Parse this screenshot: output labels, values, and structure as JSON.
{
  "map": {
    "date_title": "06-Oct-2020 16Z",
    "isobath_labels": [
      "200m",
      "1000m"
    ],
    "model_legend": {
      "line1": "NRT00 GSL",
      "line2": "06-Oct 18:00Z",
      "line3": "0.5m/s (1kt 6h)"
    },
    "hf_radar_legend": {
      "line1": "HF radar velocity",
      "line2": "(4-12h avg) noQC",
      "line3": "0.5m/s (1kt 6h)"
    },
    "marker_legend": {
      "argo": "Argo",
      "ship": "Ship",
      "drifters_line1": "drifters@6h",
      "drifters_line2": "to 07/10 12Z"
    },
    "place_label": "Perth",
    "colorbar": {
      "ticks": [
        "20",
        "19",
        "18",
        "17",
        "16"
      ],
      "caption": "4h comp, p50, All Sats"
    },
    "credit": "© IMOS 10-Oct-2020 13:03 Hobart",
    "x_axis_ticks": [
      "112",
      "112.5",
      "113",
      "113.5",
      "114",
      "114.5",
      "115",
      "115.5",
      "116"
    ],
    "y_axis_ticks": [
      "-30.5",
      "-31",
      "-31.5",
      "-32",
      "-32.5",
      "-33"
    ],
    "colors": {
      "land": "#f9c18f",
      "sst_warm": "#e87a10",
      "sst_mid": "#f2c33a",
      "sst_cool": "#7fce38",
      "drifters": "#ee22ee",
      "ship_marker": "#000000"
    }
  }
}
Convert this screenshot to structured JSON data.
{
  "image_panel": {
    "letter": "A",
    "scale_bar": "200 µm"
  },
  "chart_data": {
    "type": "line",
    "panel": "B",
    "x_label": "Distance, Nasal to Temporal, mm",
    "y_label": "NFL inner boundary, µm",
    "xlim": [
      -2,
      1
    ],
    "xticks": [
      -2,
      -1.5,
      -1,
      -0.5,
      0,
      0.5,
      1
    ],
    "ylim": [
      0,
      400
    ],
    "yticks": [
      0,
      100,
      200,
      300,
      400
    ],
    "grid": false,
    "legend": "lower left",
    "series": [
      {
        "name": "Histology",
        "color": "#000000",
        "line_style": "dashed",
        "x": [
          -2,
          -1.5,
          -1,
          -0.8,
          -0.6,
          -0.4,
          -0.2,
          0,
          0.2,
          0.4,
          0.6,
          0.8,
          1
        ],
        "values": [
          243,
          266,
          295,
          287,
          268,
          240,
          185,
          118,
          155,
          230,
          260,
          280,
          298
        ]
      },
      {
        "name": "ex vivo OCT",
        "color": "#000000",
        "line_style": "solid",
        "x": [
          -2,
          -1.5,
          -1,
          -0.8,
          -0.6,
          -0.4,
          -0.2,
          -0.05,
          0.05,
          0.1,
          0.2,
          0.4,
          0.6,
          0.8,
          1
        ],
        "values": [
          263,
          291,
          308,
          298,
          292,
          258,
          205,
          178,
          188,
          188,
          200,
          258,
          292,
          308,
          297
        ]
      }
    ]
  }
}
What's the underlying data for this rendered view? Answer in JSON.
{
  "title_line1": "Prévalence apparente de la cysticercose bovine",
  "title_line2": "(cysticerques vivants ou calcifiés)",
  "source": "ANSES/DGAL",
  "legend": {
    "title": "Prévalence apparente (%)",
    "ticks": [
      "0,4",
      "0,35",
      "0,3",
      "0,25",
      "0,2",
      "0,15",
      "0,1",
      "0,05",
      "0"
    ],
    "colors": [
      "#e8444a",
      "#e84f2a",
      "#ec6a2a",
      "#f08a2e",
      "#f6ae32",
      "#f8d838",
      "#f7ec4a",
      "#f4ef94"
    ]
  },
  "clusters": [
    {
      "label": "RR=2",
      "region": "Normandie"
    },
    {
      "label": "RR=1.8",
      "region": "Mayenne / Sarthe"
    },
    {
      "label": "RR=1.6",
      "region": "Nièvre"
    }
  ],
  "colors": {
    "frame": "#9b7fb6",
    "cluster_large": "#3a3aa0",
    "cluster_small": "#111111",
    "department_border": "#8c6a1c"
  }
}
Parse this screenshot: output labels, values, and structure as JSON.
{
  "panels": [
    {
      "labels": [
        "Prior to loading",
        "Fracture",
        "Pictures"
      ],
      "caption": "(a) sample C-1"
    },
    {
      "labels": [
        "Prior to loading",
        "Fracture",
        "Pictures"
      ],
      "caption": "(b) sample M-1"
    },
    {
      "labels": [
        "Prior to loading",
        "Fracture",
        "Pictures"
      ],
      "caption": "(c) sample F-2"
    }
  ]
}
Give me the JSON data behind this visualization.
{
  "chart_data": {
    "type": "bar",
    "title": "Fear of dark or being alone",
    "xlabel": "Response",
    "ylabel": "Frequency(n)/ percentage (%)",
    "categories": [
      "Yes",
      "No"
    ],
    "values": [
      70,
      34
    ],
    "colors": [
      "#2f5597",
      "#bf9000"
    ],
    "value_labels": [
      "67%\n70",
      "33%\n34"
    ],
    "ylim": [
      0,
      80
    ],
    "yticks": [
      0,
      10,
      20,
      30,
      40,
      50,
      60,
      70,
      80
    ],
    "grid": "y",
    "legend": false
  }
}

> DIRECTIONS FOR THIS TASK:
Write out the full listing, keeping every line exactly as it is.

> OUTPUT FOR THIS TASK:
Parse this screenshot: output labels, values, and structure as JSON.
{
  "map": {
    "date_title": "06-Oct-2020 16Z",
    "isobath_labels": [
      "200m",
      "1000m"
    ],
    "model_legend": {
      "line1": "NRT00 GSL",
      "line2": "06-Oct 18:00Z",
      "line3": "0.5m/s (1kt 6h)"
    },
    "hf_radar_legend": {
      "line1": "HF radar velocity",
      "line2": "(4-12h avg) noQC",
      "line3": "0.5m/s (1kt 6h)"
    },
    "marker_legend": {
      "argo": "Argo",
      "ship": "Ship",
      "drifters_line1": "drifters@6h",
      "drifters_line2": "to 07/10 12Z"
    },
    "place_label": "Perth",
    "colorbar": {
      "ticks": [
        "20",
        "19",
        "18",
        "17",
        "16"
      ],
      "caption": "4h comp, p50, All Sats"
    },
    "credit": "© IMOS 10-Oct-2020 13:03 Hobart",
    "x_axis_ticks": [
      "112",
      "112.5",
      "113",
      "113.5",
      "114",
      "114.5",
      "115",
      "115.5",
      "116"
    ],
    "y_axis_ticks": [
      "-30.5",
      "-31",
      "-31.5",
      "-32",
      "-32.5",
      "-33"
    ],
    "colors": {
      "land": "#f9c18f",
      "sst_warm": "#e87a10",
      "sst_mid": "#f2c33a",
      "sst_cool": "#7fce38",
      "drifters": "#ee22ee",
      "ship_marker": "#000000"
    }
  }
}
Convert this screenshot to structured JSON data.
{
  "image_panel": {
    "letter": "A",
    "scale_bar": "200 µm"
  },
  "chart_data": {
    "type": "line",
    "panel": "B",
    "x_label": "Distance, Nasal to Temporal, mm",
    "y_label": "NFL inner boundary, µm",
    "xlim": [
      -2,
      1
    ],
    "xticks": [
      -2,
      -1.5,
      -1,
      -0.5,
      0,
      0.5,
      1
    ],
    "ylim": [
      0,
      400
    ],
    "yticks": [
      0,
      100,
      200,
      300,
      400
    ],
    "grid": false,
    "legend": "lower left",
    "series": [
      {
        "name": "Histology",
        "color": "#000000",
        "line_style": "dashed",
        "x": [
          -2,
          -1.5,
          -1,
          -0.8,
          -0.6,
          -0.4,
          -0.2,
          0,
          0.2,
          0.4,
          0.6,
          0.8,
          1
        ],
        "values": [
          243,
          266,
          295,
          287,
          268,
          240,
          185,
          118,
          155,
          230,
          260,
          280,
          298
        ]
      },
      {
        "name": "ex vivo OCT",
        "color": "#000000",
        "line_style": "solid",
        "x": [
          -2,
          -1.5,
          -1,
          -0.8,
          -0.6,
          -0.4,
          -0.2,
          -0.05,
          0.05,
          0.1,
          0.2,
          0.4,
          0.6,
          0.8,
          1
        ],
        "values": [
          263,
          291,
          308,
          298,
          292,
          258,
          205,
          178,
          188,
          188,
          200,
          258,
          292,
          308,
          297
        ]
      }
    ]
  }
}
What's the underlying data for this rendered view? Answer in JSON.
{
  "title_line1": "Prévalence apparente de la cysticercose bovine",
  "title_line2": "(cysticerques vivants ou calcifiés)",
  "source": "ANSES/DGAL",
  "legend": {
    "title": "Prévalence apparente (%)",
    "ticks": [
      "0,4",
      "0,35",
      "0,3",
      "0,25",
      "0,2",
      "0,15",
      "0,1",
      "0,05",
      "0"
    ],
    "colors": [
      "#e8444a",
      "#e84f2a",
      "#ec6a2a",
      "#f08a2e",
      "#f6ae32",
      "#f8d838",
      "#f7ec4a",
      "#f4ef94"
    ]
  },
  "clusters": [
    {
      "label": "RR=2",
      "region": "Normandie"
    },
    {
      "label": "RR=1.8",
      "region": "Mayenne / Sarthe"
    },
    {
      "label": "RR=1.6",
      "region": "Nièvre"
    }
  ],
  "colors": {
    "frame": "#9b7fb6",
    "cluster_large": "#3a3aa0",
    "cluster_small": "#111111",
    "department_border": "#8c6a1c"
  }
}
Parse this screenshot: output labels, values, and structure as JSON.
{
  "panels": [
    {
      "labels": [
        "Prior to loading",
        "Fracture",
        "Pictures"
      ],
      "caption": "(a) sample C-1"
    },
    {
      "labels": [
        "Prior to loading",
        "Fracture",
        "Pictures"
      ],
      "caption": "(b) sample M-1"
    },
    {
      "labels": [
        "Prior to loading",
        "Fracture",
        "Pictures"
      ],
      "caption": "(c) sample F-2"
    }
  ]
}
Give me the JSON data behind this visualization.
{
  "chart_data": {
    "type": "bar",
    "title": "Fear of dark or being alone",
    "xlabel": "Response",
    "ylabel": "Frequency(n)/ percentage (%)",
    "categories": [
      "Yes",
      "No"
    ],
    "values": [
      70,
      34
    ],
    "colors": [
      "#2f5597",
      "#bf9000"
    ],
    "value_labels": [
      "67%\n70",
      "33%\n34"
    ],
    "ylim": [
      0,
      80
    ],
    "yticks": [
      0,
      10,
      20,
      30,
      40,
      50,
      60,
      70,
      80
    ],
    "grid": "y",
    "legend": false
  }
}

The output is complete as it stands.